SET TASK:
Print all of the data below again, line for line, without changing a single character.

Layout region records:
* start *

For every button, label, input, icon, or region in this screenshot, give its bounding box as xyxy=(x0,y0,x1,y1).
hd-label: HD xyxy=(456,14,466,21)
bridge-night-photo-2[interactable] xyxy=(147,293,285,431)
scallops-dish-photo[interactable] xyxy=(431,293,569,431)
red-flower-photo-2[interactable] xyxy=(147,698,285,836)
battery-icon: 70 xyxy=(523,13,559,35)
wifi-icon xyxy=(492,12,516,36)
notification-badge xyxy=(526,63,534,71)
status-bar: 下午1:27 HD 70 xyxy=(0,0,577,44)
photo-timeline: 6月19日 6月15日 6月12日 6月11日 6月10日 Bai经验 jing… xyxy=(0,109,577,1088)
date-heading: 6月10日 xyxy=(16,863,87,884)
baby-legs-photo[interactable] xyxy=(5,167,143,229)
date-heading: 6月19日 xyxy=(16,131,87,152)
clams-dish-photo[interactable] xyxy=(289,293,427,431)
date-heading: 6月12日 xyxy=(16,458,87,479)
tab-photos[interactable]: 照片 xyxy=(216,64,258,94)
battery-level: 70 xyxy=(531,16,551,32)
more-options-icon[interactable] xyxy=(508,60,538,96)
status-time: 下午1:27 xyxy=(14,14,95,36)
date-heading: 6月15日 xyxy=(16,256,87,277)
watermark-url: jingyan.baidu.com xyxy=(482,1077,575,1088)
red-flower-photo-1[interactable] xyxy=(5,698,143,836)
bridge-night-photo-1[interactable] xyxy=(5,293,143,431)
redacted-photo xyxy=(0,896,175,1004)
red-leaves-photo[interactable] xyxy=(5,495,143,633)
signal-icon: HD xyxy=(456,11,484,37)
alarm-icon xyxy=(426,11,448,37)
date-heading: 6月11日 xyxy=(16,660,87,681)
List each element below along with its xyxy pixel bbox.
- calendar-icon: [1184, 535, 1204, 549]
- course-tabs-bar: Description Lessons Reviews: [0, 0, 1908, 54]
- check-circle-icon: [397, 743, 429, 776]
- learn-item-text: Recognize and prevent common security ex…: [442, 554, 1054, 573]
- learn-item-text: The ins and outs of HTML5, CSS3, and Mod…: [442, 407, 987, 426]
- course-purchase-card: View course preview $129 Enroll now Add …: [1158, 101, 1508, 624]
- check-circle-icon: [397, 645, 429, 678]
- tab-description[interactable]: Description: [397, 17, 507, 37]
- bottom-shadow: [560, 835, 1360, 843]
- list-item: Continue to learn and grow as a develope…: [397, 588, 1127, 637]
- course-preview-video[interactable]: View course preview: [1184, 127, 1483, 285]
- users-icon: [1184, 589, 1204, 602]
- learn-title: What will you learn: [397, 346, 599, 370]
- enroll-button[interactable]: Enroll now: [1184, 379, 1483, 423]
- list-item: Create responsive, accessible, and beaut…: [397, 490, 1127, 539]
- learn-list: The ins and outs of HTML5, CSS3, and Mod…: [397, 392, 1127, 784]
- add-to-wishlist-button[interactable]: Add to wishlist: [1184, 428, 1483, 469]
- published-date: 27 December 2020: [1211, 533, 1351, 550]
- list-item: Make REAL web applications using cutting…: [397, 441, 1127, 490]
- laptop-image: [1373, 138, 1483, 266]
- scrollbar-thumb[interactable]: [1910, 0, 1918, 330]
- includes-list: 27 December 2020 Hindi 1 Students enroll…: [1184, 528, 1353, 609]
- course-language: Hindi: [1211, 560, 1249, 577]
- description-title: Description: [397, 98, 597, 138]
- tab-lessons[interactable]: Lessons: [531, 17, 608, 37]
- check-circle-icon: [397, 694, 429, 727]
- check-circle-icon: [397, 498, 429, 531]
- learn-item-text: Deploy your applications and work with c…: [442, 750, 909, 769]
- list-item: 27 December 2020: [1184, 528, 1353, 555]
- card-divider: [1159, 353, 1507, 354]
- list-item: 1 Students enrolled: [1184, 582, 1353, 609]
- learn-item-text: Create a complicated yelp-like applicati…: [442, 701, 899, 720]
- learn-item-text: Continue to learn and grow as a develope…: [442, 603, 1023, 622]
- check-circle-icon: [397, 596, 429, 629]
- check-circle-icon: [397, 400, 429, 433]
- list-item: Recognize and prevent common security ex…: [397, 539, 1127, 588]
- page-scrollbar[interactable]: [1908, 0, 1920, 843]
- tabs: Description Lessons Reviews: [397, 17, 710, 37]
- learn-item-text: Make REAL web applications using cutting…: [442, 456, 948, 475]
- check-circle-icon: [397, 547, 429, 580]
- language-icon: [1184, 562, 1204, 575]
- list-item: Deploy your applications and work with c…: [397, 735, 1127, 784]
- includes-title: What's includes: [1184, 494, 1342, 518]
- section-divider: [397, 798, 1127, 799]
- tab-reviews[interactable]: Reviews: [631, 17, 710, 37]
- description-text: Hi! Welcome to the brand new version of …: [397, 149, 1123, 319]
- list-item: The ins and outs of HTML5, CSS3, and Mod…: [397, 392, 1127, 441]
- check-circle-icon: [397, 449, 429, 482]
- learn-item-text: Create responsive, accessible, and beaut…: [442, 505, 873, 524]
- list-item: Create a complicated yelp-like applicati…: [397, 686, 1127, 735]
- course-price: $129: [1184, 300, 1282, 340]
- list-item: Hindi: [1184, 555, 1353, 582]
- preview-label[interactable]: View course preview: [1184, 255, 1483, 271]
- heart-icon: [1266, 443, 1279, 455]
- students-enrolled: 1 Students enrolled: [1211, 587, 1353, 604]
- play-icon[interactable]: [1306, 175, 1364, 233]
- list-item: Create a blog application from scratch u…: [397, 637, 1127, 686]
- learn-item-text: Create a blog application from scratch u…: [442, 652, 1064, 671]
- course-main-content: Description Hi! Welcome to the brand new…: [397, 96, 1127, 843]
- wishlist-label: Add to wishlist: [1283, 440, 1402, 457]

* end *

SOLUTION:
For every button, label, input, icon, or region in this screenshot, give its bounding box as xyxy=(x0,y0,x1,y1).
hd-label: HD xyxy=(456,14,466,21)
bridge-night-photo-2[interactable] xyxy=(147,293,285,431)
scallops-dish-photo[interactable] xyxy=(431,293,569,431)
red-flower-photo-2[interactable] xyxy=(147,698,285,836)
battery-icon: 70 xyxy=(523,13,559,35)
wifi-icon xyxy=(492,12,516,36)
notification-badge xyxy=(526,63,534,71)
status-bar: 下午1:27 HD 70 xyxy=(0,0,577,44)
photo-timeline: 6月19日 6月15日 6月12日 6月11日 6月10日 Bai经验 jing… xyxy=(0,109,577,1088)
date-heading: 6月10日 xyxy=(16,863,87,884)
baby-legs-photo[interactable] xyxy=(5,167,143,229)
date-heading: 6月19日 xyxy=(16,131,87,152)
clams-dish-photo[interactable] xyxy=(289,293,427,431)
date-heading: 6月12日 xyxy=(16,458,87,479)
tab-photos[interactable]: 照片 xyxy=(216,64,258,94)
battery-level: 70 xyxy=(531,16,551,32)
more-options-icon[interactable] xyxy=(508,60,538,96)
status-time: 下午1:27 xyxy=(14,14,95,36)
date-heading: 6月15日 xyxy=(16,256,87,277)
watermark-url: jingyan.baidu.com xyxy=(482,1077,575,1088)
red-flower-photo-1[interactable] xyxy=(5,698,143,836)
bridge-night-photo-1[interactable] xyxy=(5,293,143,431)
redacted-photo xyxy=(0,896,175,1004)
red-leaves-photo[interactable] xyxy=(5,495,143,633)
signal-icon: HD xyxy=(456,11,484,37)
alarm-icon xyxy=(426,11,448,37)
date-heading: 6月11日 xyxy=(16,660,87,681)
List each element below along with its xyxy pixel bbox.
- calendar-icon: [1184, 535, 1204, 549]
- course-tabs-bar: Description Lessons Reviews: [0, 0, 1908, 54]
- check-circle-icon: [397, 743, 429, 776]
- learn-item-text: Recognize and prevent common security ex…: [442, 554, 1054, 573]
- learn-item-text: The ins and outs of HTML5, CSS3, and Mod…: [442, 407, 987, 426]
- course-purchase-card: View course preview $129 Enroll now Add …: [1158, 101, 1508, 624]
- check-circle-icon: [397, 645, 429, 678]
- tab-description[interactable]: Description: [397, 17, 507, 37]
- bottom-shadow: [560, 835, 1360, 843]
- list-item: Continue to learn and grow as a develope…: [397, 588, 1127, 637]
- course-preview-video[interactable]: View course preview: [1184, 127, 1483, 285]
- users-icon: [1184, 589, 1204, 602]
- learn-title: What will you learn: [397, 346, 599, 370]
- enroll-button[interactable]: Enroll now: [1184, 379, 1483, 423]
- list-item: Create responsive, accessible, and beaut…: [397, 490, 1127, 539]
- learn-list: The ins and outs of HTML5, CSS3, and Mod…: [397, 392, 1127, 784]
- add-to-wishlist-button[interactable]: Add to wishlist: [1184, 428, 1483, 469]
- published-date: 27 December 2020: [1211, 533, 1351, 550]
- list-item: Make REAL web applications using cutting…: [397, 441, 1127, 490]
- laptop-image: [1373, 138, 1483, 266]
- scrollbar-thumb[interactable]: [1910, 0, 1918, 330]
- includes-list: 27 December 2020 Hindi 1 Students enroll…: [1184, 528, 1353, 609]
- course-language: Hindi: [1211, 560, 1249, 577]
- description-title: Description: [397, 98, 597, 138]
- tab-lessons[interactable]: Lessons: [531, 17, 608, 37]
- check-circle-icon: [397, 694, 429, 727]
- check-circle-icon: [397, 498, 429, 531]
- learn-item-text: Deploy your applications and work with c…: [442, 750, 909, 769]
- list-item: 27 December 2020: [1184, 528, 1353, 555]
- card-divider: [1159, 353, 1507, 354]
- list-item: 1 Students enrolled: [1184, 582, 1353, 609]
- learn-item-text: Create a complicated yelp-like applicati…: [442, 701, 899, 720]
- learn-item-text: Continue to learn and grow as a develope…: [442, 603, 1023, 622]
- check-circle-icon: [397, 596, 429, 629]
- check-circle-icon: [397, 400, 429, 433]
- list-item: Recognize and prevent common security ex…: [397, 539, 1127, 588]
- page-scrollbar[interactable]: [1908, 0, 1920, 843]
- tabs: Description Lessons Reviews: [397, 17, 710, 37]
- learn-item-text: Make REAL web applications using cutting…: [442, 456, 948, 475]
- check-circle-icon: [397, 547, 429, 580]
- language-icon: [1184, 562, 1204, 575]
- list-item: Deploy your applications and work with c…: [397, 735, 1127, 784]
- includes-title: What's includes: [1184, 494, 1342, 518]
- section-divider: [397, 798, 1127, 799]
- tab-reviews[interactable]: Reviews: [631, 17, 710, 37]
- description-text: Hi! Welcome to the brand new version of …: [397, 149, 1123, 319]
- list-item: The ins and outs of HTML5, CSS3, and Mod…: [397, 392, 1127, 441]
- check-circle-icon: [397, 449, 429, 482]
- learn-item-text: Create responsive, accessible, and beaut…: [442, 505, 873, 524]
- list-item: Create a complicated yelp-like applicati…: [397, 686, 1127, 735]
- course-price: $129: [1184, 300, 1282, 340]
- list-item: Hindi: [1184, 555, 1353, 582]
- preview-label[interactable]: View course preview: [1184, 255, 1483, 271]
- heart-icon: [1266, 443, 1279, 455]
- students-enrolled: 1 Students enrolled: [1211, 587, 1353, 604]
- play-icon[interactable]: [1306, 175, 1364, 233]
- list-item: Create a blog application from scratch u…: [397, 637, 1127, 686]
- learn-item-text: Create a blog application from scratch u…: [442, 652, 1064, 671]
- course-main-content: Description Hi! Welcome to the brand new…: [397, 96, 1127, 843]
- wishlist-label: Add to wishlist: [1283, 440, 1402, 457]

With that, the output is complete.